▶ _Task statement_: Transcribe each line of the material as it is, and drop any picture.

▶ _Data in this exercise_:
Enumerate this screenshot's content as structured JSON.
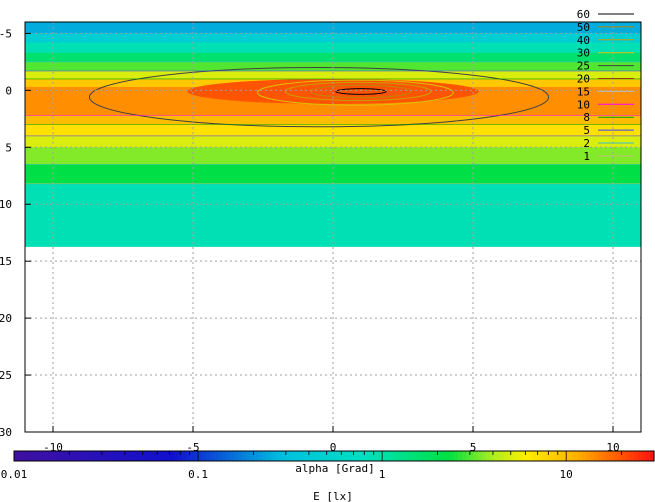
{
  "chart_data": {
    "type": "heatmap",
    "title": "",
    "xlabel": "alpha [Grad]",
    "ylabel": "",
    "colorbar_label": "E [lx]",
    "xlim": [
      -11,
      11
    ],
    "ylim": [
      -6,
      30
    ],
    "y_reversed": true,
    "grid": true,
    "x_ticks": [
      -10,
      -5,
      0,
      5,
      10
    ],
    "y_ticks": [
      -5,
      0,
      5,
      10,
      15,
      20,
      25,
      30
    ],
    "x_tick_labels": [
      "-10",
      "-5",
      "0",
      "5",
      "10"
    ],
    "y_tick_labels": [
      "-5",
      "0",
      "5",
      "10",
      "15",
      "20",
      "25",
      "30"
    ],
    "colorbar": {
      "scale": "log",
      "range": [
        0.01,
        30
      ],
      "tick_values": [
        0.01,
        0.1,
        1,
        10
      ],
      "tick_labels": [
        "0.01",
        "0.1",
        "1",
        "10"
      ]
    },
    "data_extent": {
      "x": [
        -11,
        11
      ],
      "y": [
        -6,
        13.7
      ]
    },
    "peak": {
      "x": 0,
      "y": 0,
      "value": 60
    },
    "contour_levels": [
      {
        "label": "60",
        "value": 60,
        "color": "#000000"
      },
      {
        "label": "50",
        "value": 50,
        "color": "#b8860b"
      },
      {
        "label": "40",
        "value": 40,
        "color": "#c8a000"
      },
      {
        "label": "30",
        "value": 30,
        "color": "#e0c000"
      },
      {
        "label": "25",
        "value": 25,
        "color": "#404040"
      },
      {
        "label": "20",
        "value": 20,
        "color": "#8b4513"
      },
      {
        "label": "15",
        "value": 15,
        "color": "#c0c0c0"
      },
      {
        "label": "10",
        "value": 10,
        "color": "#ff00ff"
      },
      {
        "label": "8",
        "value": 8,
        "color": "#00a000"
      },
      {
        "label": "5",
        "value": 5,
        "color": "#4040ff"
      },
      {
        "label": "2",
        "value": 2,
        "color": "#40c0c0"
      },
      {
        "label": "1",
        "value": 1,
        "color": "#c0c080"
      }
    ],
    "bands": [
      {
        "y": [
          -6,
          -5.0
        ],
        "value": 0.25
      },
      {
        "y": [
          -5.0,
          -4.2
        ],
        "value": 0.45
      },
      {
        "y": [
          -4.2,
          -3.3
        ],
        "value": 0.9
      },
      {
        "y": [
          -3.3,
          -2.5
        ],
        "value": 1.6
      },
      {
        "y": [
          -2.5,
          -1.7
        ],
        "value": 3
      },
      {
        "y": [
          -1.7,
          -1.0
        ],
        "value": 5
      },
      {
        "y": [
          -1.0,
          -0.3
        ],
        "value": 9
      },
      {
        "y": [
          -0.3,
          2.2
        ],
        "value": 14
      },
      {
        "y": [
          2.2,
          3.0
        ],
        "value": 10
      },
      {
        "y": [
          3.0,
          4.0
        ],
        "value": 7
      },
      {
        "y": [
          4.0,
          5.0
        ],
        "value": 5
      },
      {
        "y": [
          5.0,
          6.5
        ],
        "value": 3.5
      },
      {
        "y": [
          6.5,
          8.2
        ],
        "value": 2.2
      },
      {
        "y": [
          8.2,
          13.7
        ],
        "value": 0.9
      }
    ],
    "core": {
      "cx": 0,
      "cy": 0.1,
      "rx": 5.2,
      "ry": 1.1,
      "value": 20
    },
    "contours": [
      {
        "value": 25,
        "cx": -0.5,
        "cy": 0.6,
        "rx": 8.2,
        "ry": 2.6
      },
      {
        "value": 30,
        "cx": 0.8,
        "cy": 0.2,
        "rx": 3.5,
        "ry": 1.1
      },
      {
        "value": 40,
        "cx": 0.9,
        "cy": 0.1,
        "rx": 2.6,
        "ry": 0.8
      },
      {
        "value": 50,
        "cx": 1.0,
        "cy": 0.1,
        "rx": 1.8,
        "ry": 0.55
      },
      {
        "value": 60,
        "cx": 1.0,
        "cy": 0.1,
        "rx": 0.9,
        "ry": 0.25
      }
    ]
  }
}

▶ _Answer_:
Enumerate this screenshot's content as structured JSON.
{
  "chart_data": {
    "type": "heatmap",
    "title": "",
    "xlabel": "alpha [Grad]",
    "ylabel": "",
    "colorbar_label": "E [lx]",
    "xlim": [
      -11,
      11
    ],
    "ylim": [
      -6,
      30
    ],
    "y_reversed": true,
    "grid": true,
    "x_ticks": [
      -10,
      -5,
      0,
      5,
      10
    ],
    "y_ticks": [
      -5,
      0,
      5,
      10,
      15,
      20,
      25,
      30
    ],
    "x_tick_labels": [
      "-10",
      "-5",
      "0",
      "5",
      "10"
    ],
    "y_tick_labels": [
      "-5",
      "0",
      "5",
      "10",
      "15",
      "20",
      "25",
      "30"
    ],
    "colorbar": {
      "scale": "log",
      "range": [
        0.01,
        30
      ],
      "tick_values": [
        0.01,
        0.1,
        1,
        10
      ],
      "tick_labels": [
        "0.01",
        "0.1",
        "1",
        "10"
      ]
    },
    "data_extent": {
      "x": [
        -11,
        11
      ],
      "y": [
        -6,
        13.7
      ]
    },
    "peak": {
      "x": 0,
      "y": 0,
      "value": 60
    },
    "contour_levels": [
      {
        "label": "60",
        "value": 60,
        "color": "#000000"
      },
      {
        "label": "50",
        "value": 50,
        "color": "#b8860b"
      },
      {
        "label": "40",
        "value": 40,
        "color": "#c8a000"
      },
      {
        "label": "30",
        "value": 30,
        "color": "#e0c000"
      },
      {
        "label": "25",
        "value": 25,
        "color": "#404040"
      },
      {
        "label": "20",
        "value": 20,
        "color": "#8b4513"
      },
      {
        "label": "15",
        "value": 15,
        "color": "#c0c0c0"
      },
      {
        "label": "10",
        "value": 10,
        "color": "#ff00ff"
      },
      {
        "label": "8",
        "value": 8,
        "color": "#00a000"
      },
      {
        "label": "5",
        "value": 5,
        "color": "#4040ff"
      },
      {
        "label": "2",
        "value": 2,
        "color": "#40c0c0"
      },
      {
        "label": "1",
        "value": 1,
        "color": "#c0c080"
      }
    ],
    "bands": [
      {
        "y": [
          -6,
          -5.0
        ],
        "value": 0.25
      },
      {
        "y": [
          -5.0,
          -4.2
        ],
        "value": 0.45
      },
      {
        "y": [
          -4.2,
          -3.3
        ],
        "value": 0.9
      },
      {
        "y": [
          -3.3,
          -2.5
        ],
        "value": 1.6
      },
      {
        "y": [
          -2.5,
          -1.7
        ],
        "value": 3
      },
      {
        "y": [
          -1.7,
          -1.0
        ],
        "value": 5
      },
      {
        "y": [
          -1.0,
          -0.3
        ],
        "value": 9
      },
      {
        "y": [
          -0.3,
          2.2
        ],
        "value": 14
      },
      {
        "y": [
          2.2,
          3.0
        ],
        "value": 10
      },
      {
        "y": [
          3.0,
          4.0
        ],
        "value": 7
      },
      {
        "y": [
          4.0,
          5.0
        ],
        "value": 5
      },
      {
        "y": [
          5.0,
          6.5
        ],
        "value": 3.5
      },
      {
        "y": [
          6.5,
          8.2
        ],
        "value": 2.2
      },
      {
        "y": [
          8.2,
          13.7
        ],
        "value": 0.9
      }
    ],
    "core": {
      "cx": 0,
      "cy": 0.1,
      "rx": 5.2,
      "ry": 1.1,
      "value": 20
    },
    "contours": [
      {
        "value": 25,
        "cx": -0.5,
        "cy": 0.6,
        "rx": 8.2,
        "ry": 2.6
      },
      {
        "value": 30,
        "cx": 0.8,
        "cy": 0.2,
        "rx": 3.5,
        "ry": 1.1
      },
      {
        "value": 40,
        "cx": 0.9,
        "cy": 0.1,
        "rx": 2.6,
        "ry": 0.8
      },
      {
        "value": 50,
        "cx": 1.0,
        "cy": 0.1,
        "rx": 1.8,
        "ry": 0.55
      },
      {
        "value": 60,
        "cx": 1.0,
        "cy": 0.1,
        "rx": 0.9,
        "ry": 0.25
      }
    ]
  }
}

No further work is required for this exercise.